EXCERPT

§

# Scroll Bar Disappearing



## SadSamIAm (Oct 29, 2010)

Is anyone else having issue with the Scroll Bar (right side of browser) going away when in TAM? 

Wondering if it is something with Firefox, my computer or with TAM itself.


----------



## Almostrecovered (Jul 14, 2011)

scroll bars are timid by nature, the often aggressive nature of some TAM posters makes it run away


----------



## Administrator (May 8, 2013)

Hello, 

The scroll bar seems to be working on my end with FireFox. Is it still missing for you? 

~KM, community support


----------



## SadSamIAm (Oct 29, 2010)

There was an X in the top right of the form regarding 'Sponsored Ads'. When I clicked on the X and chose 'stop seeing ad', my issue with the scroll bar disappearing went away.

I still see the X in the 'Sponsor Ads' section, but it is now gone from the top right portion of the TAM tab in Firefox.


----------



## Administrator (May 8, 2013)

SadSamIAm said:


> There was an X in the top right of the form regarding 'Sponsored Ads'. When I clicked on the X and chose 'stop seeing ad', my issue with the scroll bar disappearing went away.
> 
> I still see the X in the 'Sponsor Ads' section, but it is now gone from the top right portion of the TAM tab in Firefox.


Can you take a screenshot of what you're seeing so we can try to recreate it?

KN Community Support


----------



## SadSamIAm (Oct 29, 2010)

The 'X' is now gone. When I was having issues with the Scroll Bar, it was right at the top right of the screen. Exactly where the top of the scroll bar should have been.

Then the 'X' was right below where the words 'Sponsor Ads' and just before the actual ad. Now that X is gone as well.

Sorry I couldn't be more help. But all is good now.


----------

§

TASK TO CARRY OUT
In the scroll bar thread, please say what SadSamIAm did that made the disappearing scroll bar go away.

DATA SECTION
§

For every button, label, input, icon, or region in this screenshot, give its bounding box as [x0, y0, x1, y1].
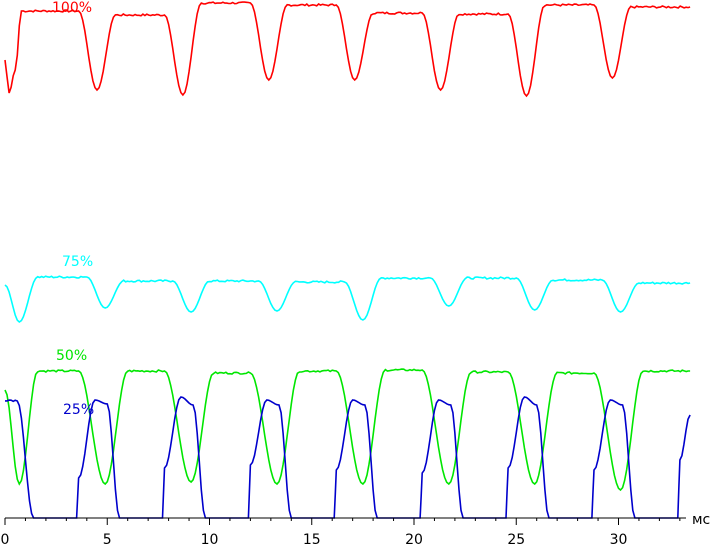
- traces: [4, 1, 691, 519]
- series-line-50pct: [4, 368, 691, 492]
- series-label-100pct: 100%: [52, 0, 92, 16]
- x-tick-label: 0: [1, 532, 10, 546]
- x-tick-label: 20: [405, 532, 423, 546]
- series-line-25pct: [5, 396, 691, 519]
- series-label-50pct: 50%: [56, 348, 87, 364]
- x-tick-label: 5: [103, 532, 112, 546]
- x-axis: 0 5 10 15 20 25 30 мс: [1, 512, 711, 546]
- series-labels: 100% 75% 50% 25%: [52, 0, 94, 418]
- x-tick-label: 15: [303, 532, 321, 546]
- series-line-100pct: [4, 1, 691, 98]
- series-label-75pct: 75%: [62, 254, 93, 270]
- series-line-75pct: [4, 275, 691, 324]
- x-tick-label: 10: [201, 532, 219, 546]
- x-tick-label: 25: [507, 532, 525, 546]
- x-tick-label: 30: [610, 532, 628, 546]
- x-axis-unit-label: мс: [692, 512, 710, 528]
- series-label-25pct: 25%: [63, 402, 94, 418]
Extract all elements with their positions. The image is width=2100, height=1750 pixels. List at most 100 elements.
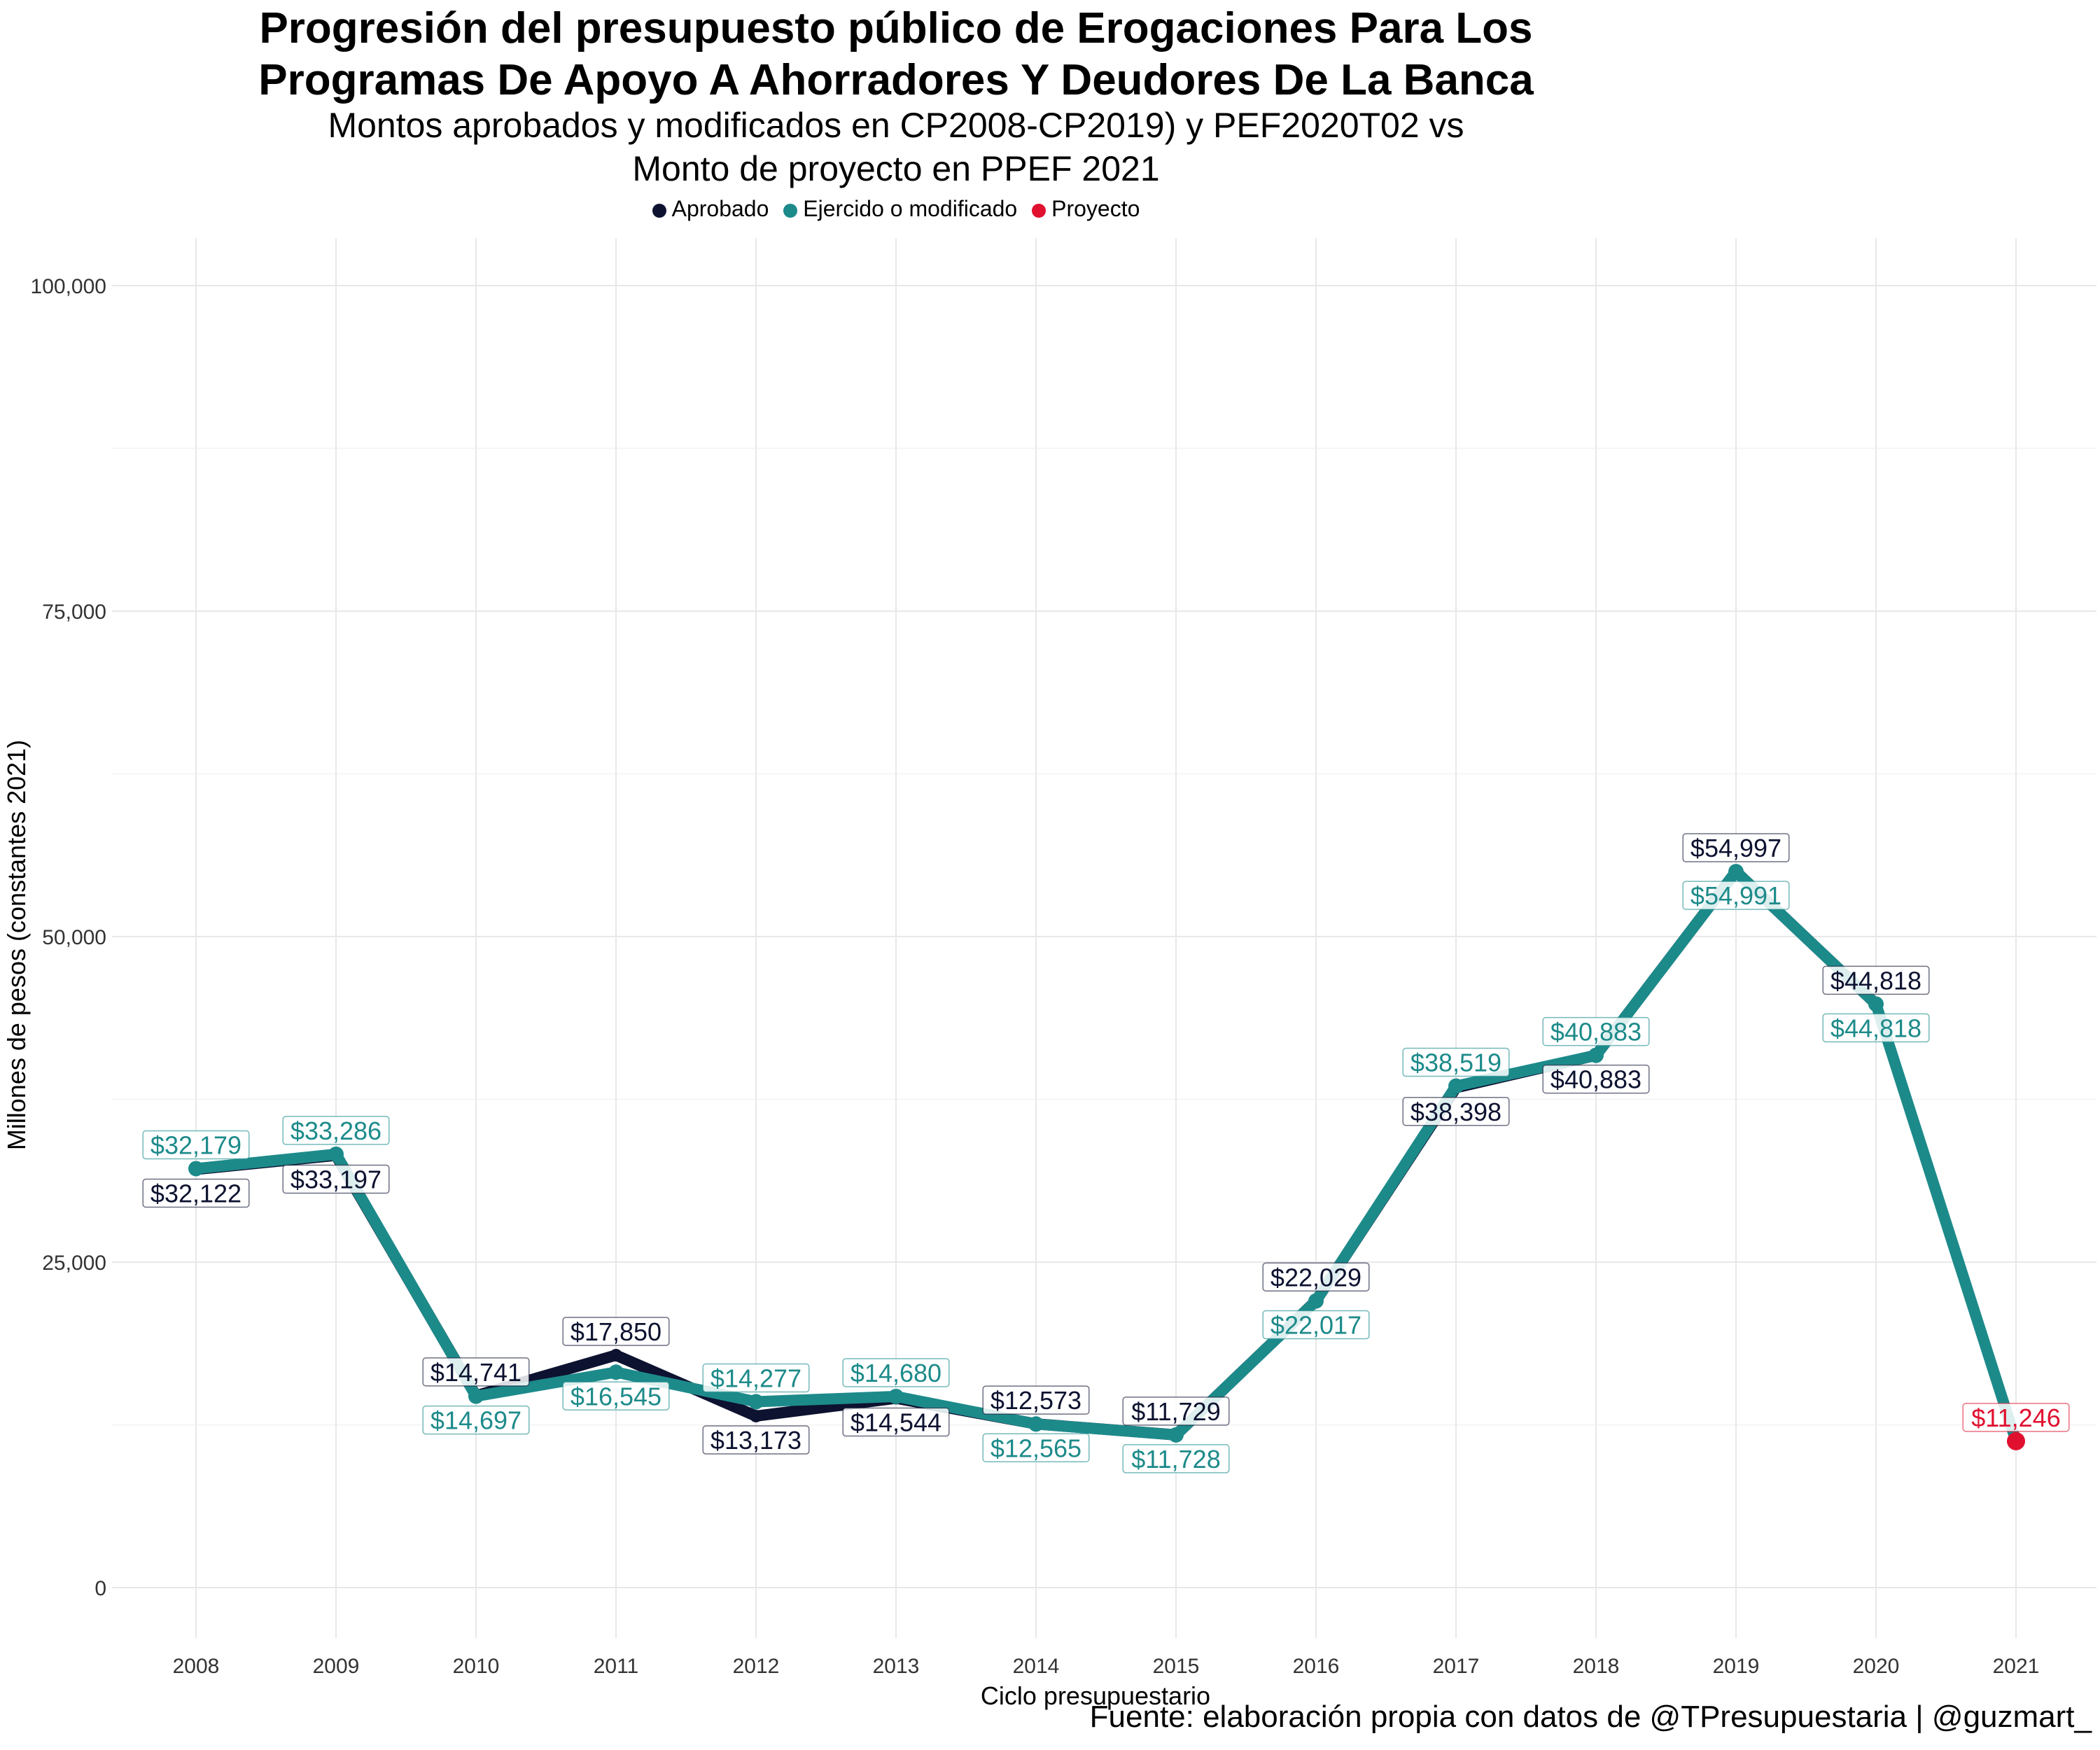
x-tick-label: 2017 <box>1433 1655 1480 1678</box>
point-ejercido <box>1168 1427 1184 1443</box>
y-axis: 0 25,000 50,000 75,000 100,000 <box>31 275 106 1600</box>
data-label-aprobado: $54,997 <box>1690 834 1782 862</box>
series-lines <box>190 866 2022 1447</box>
data-labels: $32,122 $33,197 $14,741 $17,850 $13,173 $14,5… <box>142 833 2070 1474</box>
point-aprobado <box>610 1348 622 1362</box>
data-label-ejercido-box <box>282 1116 390 1145</box>
source-caption: Fuente: elaboración propia con datos de … <box>1089 1700 2092 1734</box>
title-line-1: Progresión del presupuesto público de Er… <box>259 4 1533 52</box>
y-tick-label: 75,000 <box>42 601 106 624</box>
y-tick-label: 25,000 <box>42 1252 106 1275</box>
data-label-aprobado-box <box>142 1178 250 1208</box>
point-ejercido <box>188 1161 204 1177</box>
subtitle-line-1: Montos aprobados y modificados en CP2008… <box>328 106 1464 145</box>
data-label-ejercido-box <box>1822 1013 1930 1043</box>
data-label-aprobado-box <box>702 1425 810 1455</box>
data-label-aprobado-box <box>562 1317 670 1346</box>
data-label-ejercido: $44,818 <box>1830 1014 1921 1042</box>
x-tick-label: 2008 <box>173 1655 220 1678</box>
data-label-ejercido-box <box>422 1405 530 1435</box>
data-label-ejercido: $38,519 <box>1410 1049 1502 1077</box>
point-aprobado <box>750 1409 762 1422</box>
point-ejercido <box>1308 1293 1324 1309</box>
subtitle-line-2: Monto de proyecto en PPEF 2021 <box>632 149 1160 188</box>
data-label-ejercido-box <box>982 1433 1090 1463</box>
legend-swatch-aprobado <box>652 204 666 218</box>
data-label-aprobado-box <box>1542 1064 1650 1094</box>
x-axis: 2008 2009 2010 2011 2012 2013 2014 2015 2016 2017… <box>173 1655 2040 1678</box>
point-ejercido <box>608 1364 624 1380</box>
y-tick-label: 50,000 <box>42 926 106 949</box>
data-label-aprobado-box <box>982 1385 1090 1415</box>
x-tick-label: 2013 <box>873 1655 920 1678</box>
x-tick-label: 2011 <box>594 1655 639 1678</box>
data-label-aprobado: $44,818 <box>1830 966 1921 995</box>
data-label-ejercido: $32,179 <box>150 1130 241 1159</box>
legend: Aprobado Ejercido o modificado Proyecto <box>0 195 1792 223</box>
data-label-ejercido: $12,565 <box>990 1434 1082 1462</box>
data-label-ejercido: $14,277 <box>710 1364 802 1392</box>
data-label-aprobado: $32,122 <box>150 1180 241 1208</box>
chart-title: Progresión del presupuesto público de Er… <box>0 3 1792 106</box>
point-ejercido <box>1588 1047 1604 1063</box>
legend-swatch-proyecto <box>1032 204 1046 218</box>
data-label-proyecto-box <box>1962 1403 2070 1432</box>
legend-label-ejercido: Ejercido o modificado <box>803 196 1018 221</box>
data-label-ejercido-box <box>142 1130 250 1160</box>
series-points <box>188 864 2025 1450</box>
point-ejercido <box>328 1146 344 1162</box>
data-label-ejercido: $40,883 <box>1550 1018 1642 1046</box>
point-ejercido <box>468 1388 484 1404</box>
data-label-aprobado-box <box>282 1164 390 1194</box>
y-tick-label: 0 <box>94 1577 106 1600</box>
data-label-aprobado: $11,729 <box>1131 1397 1220 1426</box>
x-tick-label: 2018 <box>1573 1655 1620 1678</box>
data-label-aprobado-box <box>1262 1262 1370 1292</box>
data-label-ejercido-box <box>702 1363 810 1393</box>
x-tick-label: 2021 <box>1993 1655 2040 1678</box>
data-label-ejercido-box <box>1402 1047 1510 1077</box>
data-label-aprobado: $13,173 <box>710 1426 802 1455</box>
legend-item-proyecto: Proyecto <box>1032 195 1140 223</box>
y-tick-label: 100,000 <box>31 275 106 298</box>
data-label-aprobado: $12,573 <box>990 1386 1082 1415</box>
legend-label-proyecto: Proyecto <box>1051 196 1140 221</box>
data-label-ejercido: $54,991 <box>1690 881 1782 910</box>
data-label-aprobado: $14,741 <box>430 1358 522 1387</box>
data-label-aprobado-box <box>1402 1097 1510 1126</box>
data-label-ejercido: $14,697 <box>430 1406 522 1435</box>
data-label-ejercido-box <box>1542 1016 1650 1046</box>
data-label-ejercido-box <box>1122 1444 1230 1474</box>
point-proyecto <box>2007 1432 2025 1450</box>
x-tick-label: 2020 <box>1853 1655 1900 1678</box>
x-tick-label: 2014 <box>1013 1655 1060 1678</box>
legend-label-aprobado: Aprobado <box>671 196 769 221</box>
data-label-aprobado-box <box>1822 965 1930 995</box>
data-label-aprobado-box <box>422 1357 530 1387</box>
point-ejercido <box>888 1388 904 1404</box>
data-label-aprobado: $22,029 <box>1270 1263 1362 1292</box>
data-label-ejercido: $14,680 <box>850 1359 941 1387</box>
data-label-aprobado-box <box>1682 833 1790 862</box>
y-axis-title: Millones de pesos (constantes 2021) <box>2 740 31 1150</box>
data-label-aprobado: $17,850 <box>570 1317 662 1346</box>
data-label-ejercido-box <box>562 1381 670 1411</box>
data-label-aprobado: $33,197 <box>290 1166 382 1194</box>
data-label-aprobado-box <box>842 1407 950 1437</box>
data-label-ejercido-box <box>1682 881 1790 910</box>
x-tick-label: 2015 <box>1153 1655 1200 1678</box>
line-bridge <box>1870 998 2022 1447</box>
data-label-ejercido-box <box>1262 1310 1370 1340</box>
point-ejercido <box>1448 1078 1464 1094</box>
x-tick-label: 2012 <box>733 1655 780 1678</box>
x-tick-label: 2010 <box>453 1655 500 1678</box>
data-label-aprobado: $40,883 <box>1550 1065 1642 1094</box>
x-tick-label: 2019 <box>1713 1655 1760 1678</box>
data-label-ejercido-box <box>842 1358 950 1387</box>
legend-item-aprobado: Aprobado <box>652 195 769 223</box>
data-label-aprobado: $38,398 <box>1410 1098 1502 1126</box>
data-label-ejercido: $16,545 <box>570 1382 662 1410</box>
title-line-2: Programas De Apoyo A Ahorradores Y Deudo… <box>258 56 1534 104</box>
point-ejercido <box>1728 864 1744 880</box>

§

OUTPUT OF THE TASK
SadSamIAm clicked the X in the top right of the form regarding 'Sponsored Ads' and chose 'stop seeing ad'.